> _What to produce_:
Each record needs to be echoed exactly; can you do that?

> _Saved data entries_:
* begin *
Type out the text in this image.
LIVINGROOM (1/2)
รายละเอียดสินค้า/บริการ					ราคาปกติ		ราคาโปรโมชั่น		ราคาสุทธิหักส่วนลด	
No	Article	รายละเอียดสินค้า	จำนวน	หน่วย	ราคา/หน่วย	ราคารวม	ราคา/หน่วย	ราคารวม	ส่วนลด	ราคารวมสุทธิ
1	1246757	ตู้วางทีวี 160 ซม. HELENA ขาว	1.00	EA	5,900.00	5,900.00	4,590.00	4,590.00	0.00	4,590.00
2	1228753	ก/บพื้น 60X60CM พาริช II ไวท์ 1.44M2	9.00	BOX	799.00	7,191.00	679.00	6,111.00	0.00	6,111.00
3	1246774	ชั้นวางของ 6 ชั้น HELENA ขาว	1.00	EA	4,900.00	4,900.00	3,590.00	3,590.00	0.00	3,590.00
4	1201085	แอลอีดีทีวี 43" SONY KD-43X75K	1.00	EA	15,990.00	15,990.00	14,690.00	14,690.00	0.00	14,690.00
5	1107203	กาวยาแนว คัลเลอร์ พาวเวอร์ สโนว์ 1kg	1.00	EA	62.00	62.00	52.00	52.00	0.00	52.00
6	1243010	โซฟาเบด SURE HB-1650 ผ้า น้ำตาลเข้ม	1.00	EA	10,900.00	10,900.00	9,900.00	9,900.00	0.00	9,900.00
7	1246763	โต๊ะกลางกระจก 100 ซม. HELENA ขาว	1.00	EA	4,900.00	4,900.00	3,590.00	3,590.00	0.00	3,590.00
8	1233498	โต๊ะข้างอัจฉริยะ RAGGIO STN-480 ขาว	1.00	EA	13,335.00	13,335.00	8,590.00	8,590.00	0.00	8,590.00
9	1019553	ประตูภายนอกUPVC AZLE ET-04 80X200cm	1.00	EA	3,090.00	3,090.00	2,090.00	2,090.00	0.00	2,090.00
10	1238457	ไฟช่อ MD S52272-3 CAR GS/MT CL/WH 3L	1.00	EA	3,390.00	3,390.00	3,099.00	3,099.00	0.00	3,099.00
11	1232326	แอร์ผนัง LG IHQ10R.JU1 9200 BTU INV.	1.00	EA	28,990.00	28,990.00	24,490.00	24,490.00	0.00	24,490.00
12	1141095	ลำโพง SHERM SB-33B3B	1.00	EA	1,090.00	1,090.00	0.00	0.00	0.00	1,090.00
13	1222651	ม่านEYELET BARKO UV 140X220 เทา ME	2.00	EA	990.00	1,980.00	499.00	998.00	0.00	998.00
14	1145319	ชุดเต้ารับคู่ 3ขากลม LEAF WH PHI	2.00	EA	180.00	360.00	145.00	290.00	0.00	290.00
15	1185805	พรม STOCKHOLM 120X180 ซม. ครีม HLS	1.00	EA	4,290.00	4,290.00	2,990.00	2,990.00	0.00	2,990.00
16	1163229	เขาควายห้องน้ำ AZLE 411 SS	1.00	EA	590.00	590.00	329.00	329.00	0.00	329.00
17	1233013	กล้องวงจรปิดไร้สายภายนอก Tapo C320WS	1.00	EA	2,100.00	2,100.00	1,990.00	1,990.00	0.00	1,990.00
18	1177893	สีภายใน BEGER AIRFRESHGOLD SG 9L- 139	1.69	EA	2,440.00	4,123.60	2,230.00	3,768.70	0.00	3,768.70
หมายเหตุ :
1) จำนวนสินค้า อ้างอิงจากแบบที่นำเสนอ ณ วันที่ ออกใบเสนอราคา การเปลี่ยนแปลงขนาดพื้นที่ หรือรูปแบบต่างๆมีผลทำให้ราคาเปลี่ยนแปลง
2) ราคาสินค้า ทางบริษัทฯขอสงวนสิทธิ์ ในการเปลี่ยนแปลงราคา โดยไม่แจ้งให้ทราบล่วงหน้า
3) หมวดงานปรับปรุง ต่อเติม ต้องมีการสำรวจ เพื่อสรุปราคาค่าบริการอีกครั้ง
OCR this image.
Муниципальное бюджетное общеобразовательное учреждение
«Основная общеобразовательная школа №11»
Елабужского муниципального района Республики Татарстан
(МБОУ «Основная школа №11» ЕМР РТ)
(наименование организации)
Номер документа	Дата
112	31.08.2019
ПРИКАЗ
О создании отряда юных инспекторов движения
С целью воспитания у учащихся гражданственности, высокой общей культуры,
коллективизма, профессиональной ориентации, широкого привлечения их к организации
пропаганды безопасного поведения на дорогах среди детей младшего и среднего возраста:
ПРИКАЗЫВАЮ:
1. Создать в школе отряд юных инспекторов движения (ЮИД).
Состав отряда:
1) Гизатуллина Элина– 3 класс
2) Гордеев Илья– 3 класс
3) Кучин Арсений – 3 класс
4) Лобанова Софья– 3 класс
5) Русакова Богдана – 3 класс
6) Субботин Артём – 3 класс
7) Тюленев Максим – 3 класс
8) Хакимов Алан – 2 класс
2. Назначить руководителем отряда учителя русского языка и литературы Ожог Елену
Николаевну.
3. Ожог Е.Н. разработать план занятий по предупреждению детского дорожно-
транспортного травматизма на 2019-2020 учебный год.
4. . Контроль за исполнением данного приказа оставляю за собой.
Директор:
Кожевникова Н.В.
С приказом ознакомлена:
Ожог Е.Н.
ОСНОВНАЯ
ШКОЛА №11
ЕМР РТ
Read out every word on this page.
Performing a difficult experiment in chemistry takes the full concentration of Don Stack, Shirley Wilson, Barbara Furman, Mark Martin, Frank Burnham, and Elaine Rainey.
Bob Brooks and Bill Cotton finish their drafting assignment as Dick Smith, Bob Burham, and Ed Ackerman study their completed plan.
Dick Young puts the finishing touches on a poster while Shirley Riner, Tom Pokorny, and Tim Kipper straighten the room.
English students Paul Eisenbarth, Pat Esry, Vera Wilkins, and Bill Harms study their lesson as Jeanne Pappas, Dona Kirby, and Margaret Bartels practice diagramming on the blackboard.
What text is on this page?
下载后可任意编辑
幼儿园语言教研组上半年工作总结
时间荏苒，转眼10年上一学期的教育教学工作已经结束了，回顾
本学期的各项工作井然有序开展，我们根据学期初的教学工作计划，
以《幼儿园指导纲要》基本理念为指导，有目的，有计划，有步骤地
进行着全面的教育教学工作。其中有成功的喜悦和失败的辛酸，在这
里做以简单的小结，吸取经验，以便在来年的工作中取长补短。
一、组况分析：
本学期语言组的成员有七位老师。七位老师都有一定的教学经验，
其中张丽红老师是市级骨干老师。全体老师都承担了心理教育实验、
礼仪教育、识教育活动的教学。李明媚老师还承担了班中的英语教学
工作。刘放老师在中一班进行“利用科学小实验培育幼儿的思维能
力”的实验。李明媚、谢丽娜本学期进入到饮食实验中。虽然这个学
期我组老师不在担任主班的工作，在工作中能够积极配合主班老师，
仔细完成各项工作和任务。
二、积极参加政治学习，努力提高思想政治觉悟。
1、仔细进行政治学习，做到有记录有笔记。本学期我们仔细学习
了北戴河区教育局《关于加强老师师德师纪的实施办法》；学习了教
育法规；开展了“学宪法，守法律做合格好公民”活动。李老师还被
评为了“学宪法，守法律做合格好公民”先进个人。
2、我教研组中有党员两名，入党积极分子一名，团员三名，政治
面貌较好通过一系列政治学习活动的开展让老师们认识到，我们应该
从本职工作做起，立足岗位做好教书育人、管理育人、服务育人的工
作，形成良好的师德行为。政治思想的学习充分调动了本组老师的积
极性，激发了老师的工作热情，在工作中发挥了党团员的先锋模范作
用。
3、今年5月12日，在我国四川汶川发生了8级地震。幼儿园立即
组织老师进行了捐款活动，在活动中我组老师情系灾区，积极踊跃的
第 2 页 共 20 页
* end *
> _The output_:
Type out the text in this image.
LIVINGROOM (1/2)
รายละเอียดสินค้า/บริการ					ราคาปกติ		ราคาโปรโมชั่น		ราคาสุทธิหักส่วนลด	
No	Article	รายละเอียดสินค้า	จำนวน	หน่วย	ราคา/หน่วย	ราคารวม	ราคา/หน่วย	ราคารวม	ส่วนลด	ราคารวมสุทธิ
1	1246757	ตู้วางทีวี 160 ซม. HELENA ขาว	1.00	EA	5,900.00	5,900.00	4,590.00	4,590.00	0.00	4,590.00
2	1228753	ก/บพื้น 60X60CM พาริช II ไวท์ 1.44M2	9.00	BOX	799.00	7,191.00	679.00	6,111.00	0.00	6,111.00
3	1246774	ชั้นวางของ 6 ชั้น HELENA ขาว	1.00	EA	4,900.00	4,900.00	3,590.00	3,590.00	0.00	3,590.00
4	1201085	แอลอีดีทีวี 43" SONY KD-43X75K	1.00	EA	15,990.00	15,990.00	14,690.00	14,690.00	0.00	14,690.00
5	1107203	กาวยาแนว คัลเลอร์ พาวเวอร์ สโนว์ 1kg	1.00	EA	62.00	62.00	52.00	52.00	0.00	52.00
6	1243010	โซฟาเบด SURE HB-1650 ผ้า น้ำตาลเข้ม	1.00	EA	10,900.00	10,900.00	9,900.00	9,900.00	0.00	9,900.00
7	1246763	โต๊ะกลางกระจก 100 ซม. HELENA ขาว	1.00	EA	4,900.00	4,900.00	3,590.00	3,590.00	0.00	3,590.00
8	1233498	โต๊ะข้างอัจฉริยะ RAGGIO STN-480 ขาว	1.00	EA	13,335.00	13,335.00	8,590.00	8,590.00	0.00	8,590.00
9	1019553	ประตูภายนอกUPVC AZLE ET-04 80X200cm	1.00	EA	3,090.00	3,090.00	2,090.00	2,090.00	0.00	2,090.00
10	1238457	ไฟช่อ MD S52272-3 CAR GS/MT CL/WH 3L	1.00	EA	3,390.00	3,390.00	3,099.00	3,099.00	0.00	3,099.00
11	1232326	แอร์ผนัง LG IHQ10R.JU1 9200 BTU INV.	1.00	EA	28,990.00	28,990.00	24,490.00	24,490.00	0.00	24,490.00
12	1141095	ลำโพง SHERM SB-33B3B	1.00	EA	1,090.00	1,090.00	0.00	0.00	0.00	1,090.00
13	1222651	ม่านEYELET BARKO UV 140X220 เทา ME	2.00	EA	990.00	1,980.00	499.00	998.00	0.00	998.00
14	1145319	ชุดเต้ารับคู่ 3ขากลม LEAF WH PHI	2.00	EA	180.00	360.00	145.00	290.00	0.00	290.00
15	1185805	พรม STOCKHOLM 120X180 ซม. ครีม HLS	1.00	EA	4,290.00	4,290.00	2,990.00	2,990.00	0.00	2,990.00
16	1163229	เขาควายห้องน้ำ AZLE 411 SS	1.00	EA	590.00	590.00	329.00	329.00	0.00	329.00
17	1233013	กล้องวงจรปิดไร้สายภายนอก Tapo C320WS	1.00	EA	2,100.00	2,100.00	1,990.00	1,990.00	0.00	1,990.00
18	1177893	สีภายใน BEGER AIRFRESHGOLD SG 9L- 139	1.69	EA	2,440.00	4,123.60	2,230.00	3,768.70	0.00	3,768.70
หมายเหตุ :
1) จำนวนสินค้า อ้างอิงจากแบบที่นำเสนอ ณ วันที่ ออกใบเสนอราคา การเปลี่ยนแปลงขนาดพื้นที่ หรือรูปแบบต่างๆมีผลทำให้ราคาเปลี่ยนแปลง
2) ราคาสินค้า ทางบริษัทฯขอสงวนสิทธิ์ ในการเปลี่ยนแปลงราคา โดยไม่แจ้งให้ทราบล่วงหน้า
3) หมวดงานปรับปรุง ต่อเติม ต้องมีการสำรวจ เพื่อสรุปราคาค่าบริการอีกครั้ง
OCR this image.
Муниципальное бюджетное общеобразовательное учреждение
«Основная общеобразовательная школа №11»
Елабужского муниципального района Республики Татарстан
(МБОУ «Основная школа №11» ЕМР РТ)
(наименование организации)
Номер документа	Дата
112	31.08.2019
ПРИКАЗ
О создании отряда юных инспекторов движения
С целью воспитания у учащихся гражданственности, высокой общей культуры,
коллективизма, профессиональной ориентации, широкого привлечения их к организации
пропаганды безопасного поведения на дорогах среди детей младшего и среднего возраста:
ПРИКАЗЫВАЮ:
1. Создать в школе отряд юных инспекторов движения (ЮИД).
Состав отряда:
1) Гизатуллина Элина– 3 класс
2) Гордеев Илья– 3 класс
3) Кучин Арсений – 3 класс
4) Лобанова Софья– 3 класс
5) Русакова Богдана – 3 класс
6) Субботин Артём – 3 класс
7) Тюленев Максим – 3 класс
8) Хакимов Алан – 2 класс
2. Назначить руководителем отряда учителя русского языка и литературы Ожог Елену
Николаевну.
3. Ожог Е.Н. разработать план занятий по предупреждению детского дорожно-
транспортного травматизма на 2019-2020 учебный год.
4. . Контроль за исполнением данного приказа оставляю за собой.
Директор:
Кожевникова Н.В.
С приказом ознакомлена:
Ожог Е.Н.
ОСНОВНАЯ
ШКОЛА №11
ЕМР РТ
Read out every word on this page.
Performing a difficult experiment in chemistry takes the full concentration of Don Stack, Shirley Wilson, Barbara Furman, Mark Martin, Frank Burnham, and Elaine Rainey.
Bob Brooks and Bill Cotton finish their drafting assignment as Dick Smith, Bob Burham, and Ed Ackerman study their completed plan.
Dick Young puts the finishing touches on a poster while Shirley Riner, Tom Pokorny, and Tim Kipper straighten the room.
English students Paul Eisenbarth, Pat Esry, Vera Wilkins, and Bill Harms study their lesson as Jeanne Pappas, Dona Kirby, and Margaret Bartels practice diagramming on the blackboard.
What text is on this page?
下载后可任意编辑
幼儿园语言教研组上半年工作总结
时间荏苒，转眼10年上一学期的教育教学工作已经结束了，回顾
本学期的各项工作井然有序开展，我们根据学期初的教学工作计划，
以《幼儿园指导纲要》基本理念为指导，有目的，有计划，有步骤地
进行着全面的教育教学工作。其中有成功的喜悦和失败的辛酸，在这
里做以简单的小结，吸取经验，以便在来年的工作中取长补短。
一、组况分析：
本学期语言组的成员有七位老师。七位老师都有一定的教学经验，
其中张丽红老师是市级骨干老师。全体老师都承担了心理教育实验、
礼仪教育、识教育活动的教学。李明媚老师还承担了班中的英语教学
工作。刘放老师在中一班进行“利用科学小实验培育幼儿的思维能
力”的实验。李明媚、谢丽娜本学期进入到饮食实验中。虽然这个学
期我组老师不在担任主班的工作，在工作中能够积极配合主班老师，
仔细完成各项工作和任务。
二、积极参加政治学习，努力提高思想政治觉悟。
1、仔细进行政治学习，做到有记录有笔记。本学期我们仔细学习
了北戴河区教育局《关于加强老师师德师纪的实施办法》；学习了教
育法规；开展了“学宪法，守法律做合格好公民”活动。李老师还被
评为了“学宪法，守法律做合格好公民”先进个人。
2、我教研组中有党员两名，入党积极分子一名，团员三名，政治
面貌较好通过一系列政治学习活动的开展让老师们认识到，我们应该
从本职工作做起，立足岗位做好教书育人、管理育人、服务育人的工
作，形成良好的师德行为。政治思想的学习充分调动了本组老师的积
极性，激发了老师的工作热情，在工作中发挥了党团员的先锋模范作
用。
3、今年5月12日，在我国四川汶川发生了8级地震。幼儿园立即
组织老师进行了捐款活动，在活动中我组老师情系灾区，积极踊跃的
第 2 页 共 20 页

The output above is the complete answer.